- Items from a figure collection:
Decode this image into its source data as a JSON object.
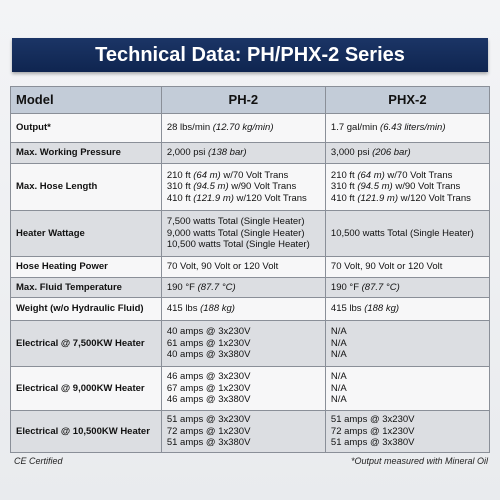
{
  "header": {
    "title": "Technical Data: PH/PHX-2 Series"
  },
  "table": {
    "columns": [
      "Model",
      "PH-2",
      "PHX-2"
    ],
    "rows": [
      {
        "label": "Output*",
        "cells": [
          [
            [
              "28 lbs/min ",
              "(12.70 kg/min)"
            ]
          ],
          [
            [
              "1.7 gal/min ",
              "(6.43 liters/min)"
            ]
          ]
        ]
      },
      {
        "label": "Max. Working Pressure",
        "cells": [
          [
            [
              "2,000 psi ",
              "(138 bar)"
            ]
          ],
          [
            [
              "3,000 psi ",
              "(206 bar)"
            ]
          ]
        ]
      },
      {
        "label": "Max. Hose Length",
        "cells": [
          [
            [
              "210 ft ",
              "(64 m)",
              " w/70 Volt Trans"
            ],
            [
              "310 ft ",
              "(94.5 m)",
              " w/90 Volt Trans"
            ],
            [
              "410 ft ",
              "(121.9 m)",
              " w/120 Volt Trans"
            ]
          ],
          [
            [
              "210 ft ",
              "(64 m)",
              " w/70 Volt Trans"
            ],
            [
              "310 ft ",
              "(94.5 m)",
              " w/90 Volt Trans"
            ],
            [
              "410 ft ",
              "(121.9 m)",
              " w/120 Volt Trans"
            ]
          ]
        ]
      },
      {
        "label": "Heater Wattage",
        "cells": [
          [
            [
              "7,500 watts Total (Single Heater)"
            ],
            [
              "9,000 watts Total (Single Heater)"
            ],
            [
              "10,500 watts Total (Single Heater)"
            ]
          ],
          [
            [
              "10,500 watts Total (Single Heater)"
            ]
          ]
        ]
      },
      {
        "label": "Hose Heating Power",
        "cells": [
          [
            [
              "70 Volt, 90 Volt or 120 Volt"
            ]
          ],
          [
            [
              "70 Volt, 90 Volt or 120 Volt"
            ]
          ]
        ]
      },
      {
        "label": "Max. Fluid Temperature",
        "cells": [
          [
            [
              "190 °F ",
              "(87.7 °C)"
            ]
          ],
          [
            [
              "190 °F ",
              "(87.7 °C)"
            ]
          ]
        ]
      },
      {
        "label": "Weight (w/o Hydraulic Fluid)",
        "cells": [
          [
            [
              "415 lbs ",
              "(188 kg)"
            ]
          ],
          [
            [
              "415 lbs ",
              "(188 kg)"
            ]
          ]
        ]
      },
      {
        "label": "Electrical @ 7,500KW Heater",
        "cells": [
          [
            [
              "40 amps @ 3x230V"
            ],
            [
              "61 amps @ 1x230V"
            ],
            [
              "40 amps @ 3x380V"
            ]
          ],
          [
            [
              "N/A"
            ],
            [
              "N/A"
            ],
            [
              "N/A"
            ]
          ]
        ]
      },
      {
        "label": "Electrical @ 9,000KW Heater",
        "cells": [
          [
            [
              "46 amps @ 3x230V"
            ],
            [
              "67 amps @ 1x230V"
            ],
            [
              "46 amps @ 3x380V"
            ]
          ],
          [
            [
              "N/A"
            ],
            [
              "N/A"
            ],
            [
              "N/A"
            ]
          ]
        ]
      },
      {
        "label": "Electrical @ 10,500KW Heater",
        "cells": [
          [
            [
              "51 amps @ 3x230V"
            ],
            [
              "72 amps @ 1x230V"
            ],
            [
              "51 amps @ 3x380V"
            ]
          ],
          [
            [
              "51 amps @ 3x230V"
            ],
            [
              "72 amps @ 1x230V"
            ],
            [
              "51 amps @ 3x380V"
            ]
          ]
        ]
      }
    ]
  },
  "footer": {
    "left": "CE Certified",
    "right": "*Output measured with Mineral Oil"
  }
}
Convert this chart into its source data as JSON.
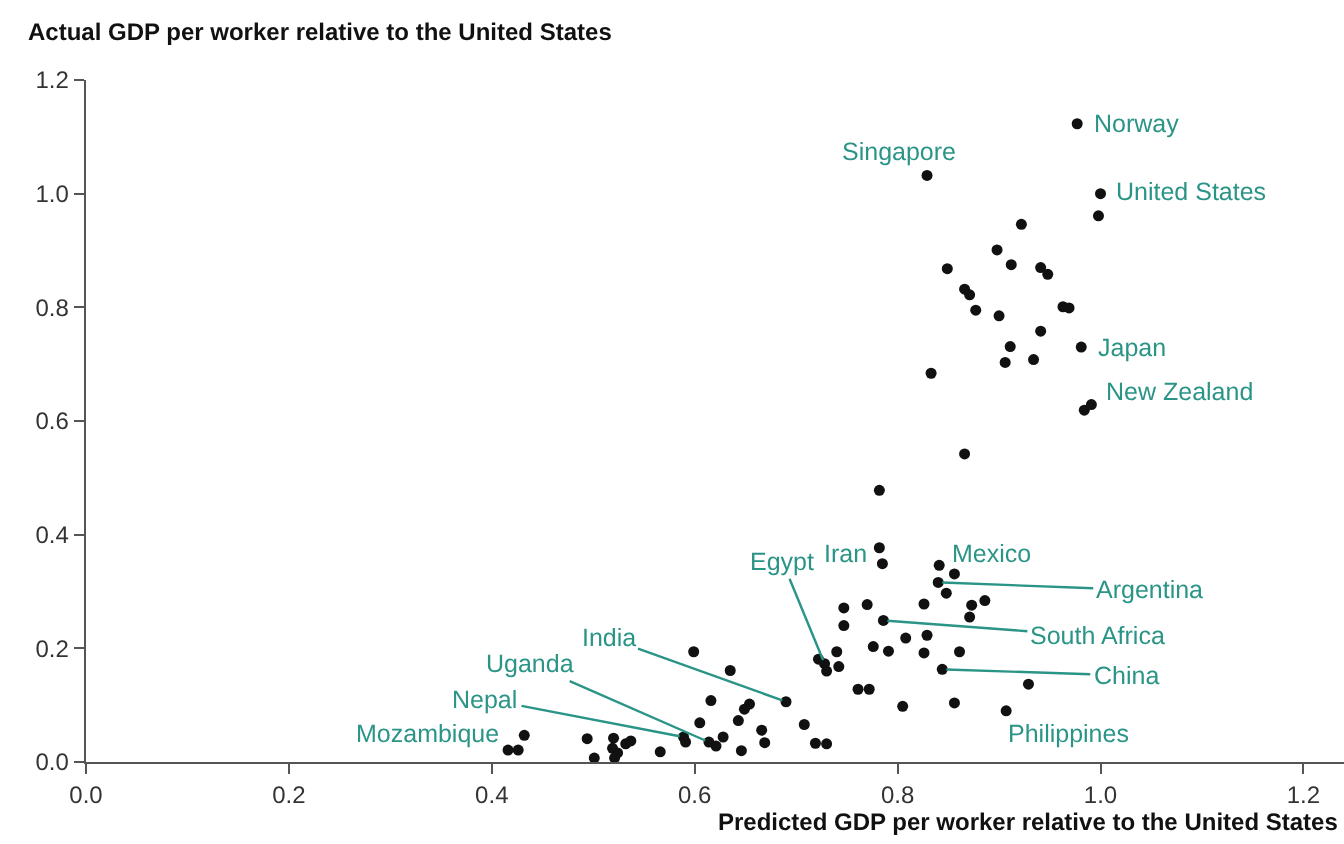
{
  "chart_data": {
    "type": "scatter",
    "xlabel": "Predicted GDP per worker relative to the United States",
    "ylabel": "Actual GDP per worker relative to the United States",
    "x": [
      0.977,
      0.829,
      1.0,
      0.998,
      0.922,
      0.898,
      0.912,
      0.849,
      0.941,
      0.948,
      0.866,
      0.871,
      0.877,
      0.9,
      0.963,
      0.969,
      0.941,
      0.911,
      0.981,
      0.906,
      0.934,
      0.833,
      0.991,
      0.984,
      0.866,
      0.782,
      0.782,
      0.785,
      0.841,
      0.856,
      0.84,
      0.848,
      0.826,
      0.873,
      0.886,
      0.871,
      0.747,
      0.77,
      0.747,
      0.786,
      0.808,
      0.829,
      0.776,
      0.791,
      0.826,
      0.861,
      0.722,
      0.728,
      0.74,
      0.742,
      0.73,
      0.844,
      0.929,
      0.761,
      0.772,
      0.805,
      0.856,
      0.907,
      0.69,
      0.654,
      0.649,
      0.643,
      0.666,
      0.669,
      0.708,
      0.719,
      0.73,
      0.646,
      0.628,
      0.599,
      0.635,
      0.616,
      0.605,
      0.589,
      0.591,
      0.614,
      0.621,
      0.432,
      0.416,
      0.426,
      0.494,
      0.501,
      0.52,
      0.519,
      0.521,
      0.524,
      0.532,
      0.537,
      0.566
    ],
    "series": [
      {
        "color": "#111111",
        "values": [
          1.123,
          1.032,
          1.0,
          0.961,
          0.946,
          0.901,
          0.875,
          0.868,
          0.87,
          0.858,
          0.832,
          0.822,
          0.795,
          0.785,
          0.801,
          0.799,
          0.758,
          0.731,
          0.73,
          0.703,
          0.708,
          0.684,
          0.629,
          0.619,
          0.542,
          0.478,
          0.377,
          0.349,
          0.346,
          0.331,
          0.316,
          0.297,
          0.278,
          0.276,
          0.284,
          0.255,
          0.271,
          0.277,
          0.24,
          0.249,
          0.218,
          0.223,
          0.203,
          0.195,
          0.192,
          0.194,
          0.181,
          0.173,
          0.194,
          0.168,
          0.16,
          0.163,
          0.137,
          0.128,
          0.128,
          0.098,
          0.104,
          0.09,
          0.106,
          0.102,
          0.093,
          0.073,
          0.056,
          0.034,
          0.066,
          0.033,
          0.032,
          0.02,
          0.044,
          0.194,
          0.161,
          0.108,
          0.069,
          0.044,
          0.035,
          0.035,
          0.028,
          0.047,
          0.021,
          0.021,
          0.041,
          0.007,
          0.042,
          0.024,
          0.007,
          0.016,
          0.032,
          0.037,
          0.018
        ]
      }
    ],
    "marker": "circle",
    "xlim": [
      0,
      1.24
    ],
    "ylim": [
      0,
      1.2
    ],
    "xticks": [
      {
        "value": 0,
        "label": "0.0"
      },
      {
        "value": 0.2,
        "label": "0.2"
      },
      {
        "value": 0.4,
        "label": "0.4"
      },
      {
        "value": 0.6,
        "label": "0.6"
      },
      {
        "value": 0.8,
        "label": "0.8"
      },
      {
        "value": 1.0,
        "label": "1.0"
      },
      {
        "value": 1.2,
        "label": "1.2"
      }
    ],
    "yticks": [
      {
        "value": 0,
        "label": "0.0"
      },
      {
        "value": 0.2,
        "label": "0.2"
      },
      {
        "value": 0.4,
        "label": "0.4"
      },
      {
        "value": 0.6,
        "label": "0.6"
      },
      {
        "value": 0.8,
        "label": "0.8"
      },
      {
        "value": 1.0,
        "label": "1.0"
      },
      {
        "value": 1.2,
        "label": "1.2"
      }
    ],
    "annotations": [
      {
        "text": "Norway",
        "x": 0.977,
        "y": 1.123
      },
      {
        "text": "Singapore",
        "x": 0.829,
        "y": 1.032
      },
      {
        "text": "United States",
        "x": 1.0,
        "y": 1.0
      },
      {
        "text": "Japan",
        "x": 0.981,
        "y": 0.73
      },
      {
        "text": "New Zealand",
        "x": 0.991,
        "y": 0.629
      },
      {
        "text": "Iran",
        "x": 0.782,
        "y": 0.377
      },
      {
        "text": "Mexico",
        "x": 0.841,
        "y": 0.346
      },
      {
        "text": "Egypt",
        "x": 0.728,
        "y": 0.173
      },
      {
        "text": "Argentina",
        "x": 0.84,
        "y": 0.316
      },
      {
        "text": "South Africa",
        "x": 0.786,
        "y": 0.249
      },
      {
        "text": "China",
        "x": 0.844,
        "y": 0.163
      },
      {
        "text": "Philippines",
        "x": 0.907,
        "y": 0.09
      },
      {
        "text": "India",
        "x": 0.69,
        "y": 0.106
      },
      {
        "text": "Uganda",
        "x": 0.614,
        "y": 0.035
      },
      {
        "text": "Nepal",
        "x": 0.589,
        "y": 0.044
      },
      {
        "text": "Mozambique",
        "x": 0.416,
        "y": 0.021
      }
    ]
  }
}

- Exercise instructions:
Locate all lines in the listing above with the word "worker" and copy them.

- Output of the task:
    "xlabel": "Predicted GDP per worker relative to the United States",
    "ylabel": "Actual GDP per worker relative to the United States",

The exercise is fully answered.